» Exercise description: All of the data should be output character for character, except the pictures.

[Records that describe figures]
***

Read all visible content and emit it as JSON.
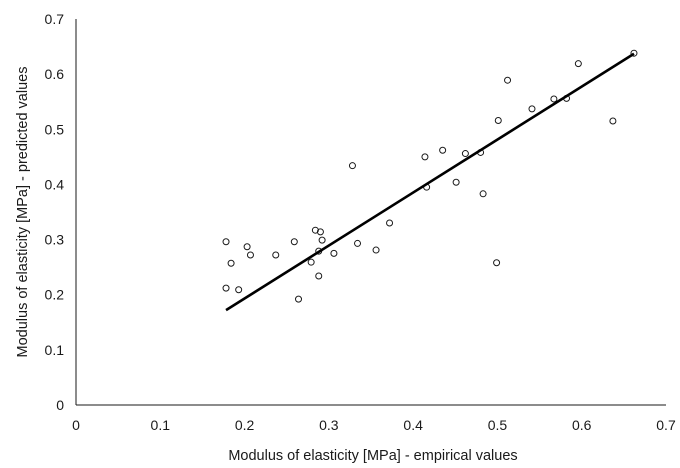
{
  "chart_data": {
    "type": "scatter",
    "title": "",
    "xlabel": "Modulus of elasticity [MPa] - empirical values",
    "ylabel": "Modulus of elasticity [MPa] - predicted values",
    "xlim": [
      0,
      0.7
    ],
    "ylim": [
      0,
      0.7
    ],
    "xticks": [
      "0",
      "0.1",
      "0.2",
      "0.3",
      "0.4",
      "0.5",
      "0.6",
      "0.7"
    ],
    "yticks": [
      "0",
      "0.1",
      "0.2",
      "0.3",
      "0.4",
      "0.5",
      "0.6",
      "0.7"
    ],
    "grid": false,
    "legend": "none",
    "colors": {
      "marker": "#1a1a1a",
      "trendline": "#000000",
      "axes": "#1a1a1a"
    },
    "series": [
      {
        "points": [
          {
            "x": 0.178,
            "y": 0.296
          },
          {
            "x": 0.178,
            "y": 0.212
          },
          {
            "x": 0.184,
            "y": 0.257
          },
          {
            "x": 0.193,
            "y": 0.209
          },
          {
            "x": 0.203,
            "y": 0.287
          },
          {
            "x": 0.207,
            "y": 0.272
          },
          {
            "x": 0.237,
            "y": 0.272
          },
          {
            "x": 0.259,
            "y": 0.296
          },
          {
            "x": 0.264,
            "y": 0.192
          },
          {
            "x": 0.279,
            "y": 0.259
          },
          {
            "x": 0.284,
            "y": 0.317
          },
          {
            "x": 0.288,
            "y": 0.234
          },
          {
            "x": 0.288,
            "y": 0.279
          },
          {
            "x": 0.29,
            "y": 0.314
          },
          {
            "x": 0.292,
            "y": 0.299
          },
          {
            "x": 0.306,
            "y": 0.275
          },
          {
            "x": 0.328,
            "y": 0.434
          },
          {
            "x": 0.334,
            "y": 0.293
          },
          {
            "x": 0.356,
            "y": 0.281
          },
          {
            "x": 0.372,
            "y": 0.33
          },
          {
            "x": 0.414,
            "y": 0.45
          },
          {
            "x": 0.416,
            "y": 0.395
          },
          {
            "x": 0.435,
            "y": 0.462
          },
          {
            "x": 0.451,
            "y": 0.404
          },
          {
            "x": 0.462,
            "y": 0.456
          },
          {
            "x": 0.48,
            "y": 0.458
          },
          {
            "x": 0.483,
            "y": 0.383
          },
          {
            "x": 0.499,
            "y": 0.258
          },
          {
            "x": 0.501,
            "y": 0.516
          },
          {
            "x": 0.512,
            "y": 0.589
          },
          {
            "x": 0.541,
            "y": 0.537
          },
          {
            "x": 0.567,
            "y": 0.555
          },
          {
            "x": 0.582,
            "y": 0.556
          },
          {
            "x": 0.596,
            "y": 0.619
          },
          {
            "x": 0.637,
            "y": 0.515
          },
          {
            "x": 0.662,
            "y": 0.638
          }
        ]
      }
    ],
    "trendline": {
      "x": [
        0.178,
        0.662
      ],
      "y": [
        0.172,
        0.637
      ]
    }
  }
}
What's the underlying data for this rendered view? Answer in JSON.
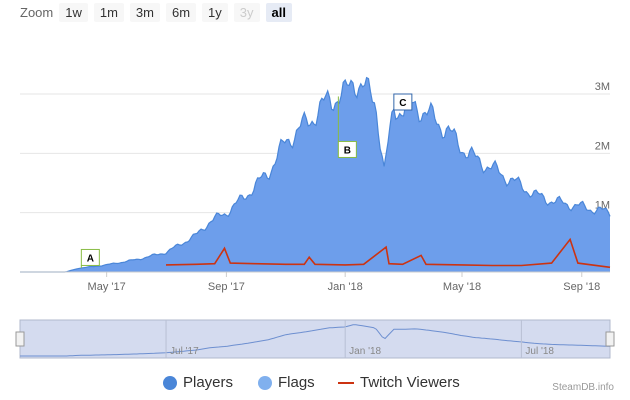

***

» Result for this exercise:
Read all visible content and emit it as JSON.
{
  "chart_data": {
    "type": "scatter",
    "title": "",
    "xlabel": "Modulus of elasticity [MPa] - empirical values",
    "ylabel": "Modulus of elasticity [MPa] - predicted values",
    "xlim": [
      0,
      0.7
    ],
    "ylim": [
      0,
      0.7
    ],
    "xticks": [
      "0",
      "0.1",
      "0.2",
      "0.3",
      "0.4",
      "0.5",
      "0.6",
      "0.7"
    ],
    "yticks": [
      "0",
      "0.1",
      "0.2",
      "0.3",
      "0.4",
      "0.5",
      "0.6",
      "0.7"
    ],
    "grid": false,
    "legend": "none",
    "colors": {
      "marker": "#1a1a1a",
      "trendline": "#000000",
      "axes": "#1a1a1a"
    },
    "series": [
      {
        "points": [
          {
            "x": 0.178,
            "y": 0.296
          },
          {
            "x": 0.178,
            "y": 0.212
          },
          {
            "x": 0.184,
            "y": 0.257
          },
          {
            "x": 0.193,
            "y": 0.209
          },
          {
            "x": 0.203,
            "y": 0.287
          },
          {
            "x": 0.207,
            "y": 0.272
          },
          {
            "x": 0.237,
            "y": 0.272
          },
          {
            "x": 0.259,
            "y": 0.296
          },
          {
            "x": 0.264,
            "y": 0.192
          },
          {
            "x": 0.279,
            "y": 0.259
          },
          {
            "x": 0.284,
            "y": 0.317
          },
          {
            "x": 0.288,
            "y": 0.234
          },
          {
            "x": 0.288,
            "y": 0.279
          },
          {
            "x": 0.29,
            "y": 0.314
          },
          {
            "x": 0.292,
            "y": 0.299
          },
          {
            "x": 0.306,
            "y": 0.275
          },
          {
            "x": 0.328,
            "y": 0.434
          },
          {
            "x": 0.334,
            "y": 0.293
          },
          {
            "x": 0.356,
            "y": 0.281
          },
          {
            "x": 0.372,
            "y": 0.33
          },
          {
            "x": 0.414,
            "y": 0.45
          },
          {
            "x": 0.416,
            "y": 0.395
          },
          {
            "x": 0.435,
            "y": 0.462
          },
          {
            "x": 0.451,
            "y": 0.404
          },
          {
            "x": 0.462,
            "y": 0.456
          },
          {
            "x": 0.48,
            "y": 0.458
          },
          {
            "x": 0.483,
            "y": 0.383
          },
          {
            "x": 0.499,
            "y": 0.258
          },
          {
            "x": 0.501,
            "y": 0.516
          },
          {
            "x": 0.512,
            "y": 0.589
          },
          {
            "x": 0.541,
            "y": 0.537
          },
          {
            "x": 0.567,
            "y": 0.555
          },
          {
            "x": 0.582,
            "y": 0.556
          },
          {
            "x": 0.596,
            "y": 0.619
          },
          {
            "x": 0.637,
            "y": 0.515
          },
          {
            "x": 0.662,
            "y": 0.638
          }
        ]
      }
    ],
    "trendline": {
      "x": [
        0.178,
        0.662
      ],
      "y": [
        0.172,
        0.637
      ]
    }
  }
}
What's the underlying data for this rendered view? Answer in JSON.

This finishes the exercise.